What the task requires | Rewrite the part of the court order below that begins at the words "This cause comes" and ends after "States Magistrate Judge.", changing "careful consideration" to "thorough consideration".

-------- Page excerpt --------

Scutieri v. Estate of Revitz

829 F. Supp. 387 | S.D. Fla. | 1993

829 F. Supp. 387 (1993)

Philip J. SCUTIERI, et al., Plaintiffs,
v.
ESTATE of Philip REVITZ, et al., Defendants.

No. 83-2432-CIV.

United States District Court, S.D. Florida.

June 25, 1993.

*388 *389 Lewis N. Brown, and Timothy D. Henkel, Gilbride, Heller & Brown, P.A., Miami, FL, for plaintiffs.

William J. Berger, Hughes, Hubbard & Reed, Miami, FL, for Tew, Berger & Bluestein.

Guy B. Bailey, Jr., Bailey, Hunt, Jones & Busto, Miami, FL, for Bailey, Hunt, Jones & Busto.

Frank Sinagra, Haley, Sinagra & Perez, Miami, FL, for defendants.

ORDER

NESBITT, District Judge.

This cause comes before the court upon the May 26, 1993 Report and Recommendation filed by Magistrate Judge William C. Turnoff. After careful consideration of the report and objections, and a de novo review of the record, it is

ORDERED and ADJUDGED that the Report and Recommendation is adopted as an order of this Court. Accordingly, Bailey, Hunt, Jones & Busto's motion for rehearing and for charging lien is denied.

DONE and ORDERED.

REPORT AND RECOMMENDATION

TURNOFF, United States Magistrate Judge.

-------- Dataset section --------

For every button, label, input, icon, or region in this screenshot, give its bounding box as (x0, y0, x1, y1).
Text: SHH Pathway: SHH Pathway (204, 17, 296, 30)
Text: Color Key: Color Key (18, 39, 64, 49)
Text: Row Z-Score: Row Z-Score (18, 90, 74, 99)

--------

Final answer |
This cause comes before the court upon the May 26, 1993 Report and Recommendation filed by Magistrate Judge William C. Turnoff. After thorough consideration of the report and objections, and a de novo review of the record, it is

ORDERED and ADJUDGED that the Report and Recommendation is adopted as an order of this Court. Accordingly, Bailey, Hunt, Jones & Busto's motion for rehearing and for charging lien is denied.

DONE and ORDERED.

REPORT AND RECOMMENDATION

TURNOFF, United States Magistrate Judge.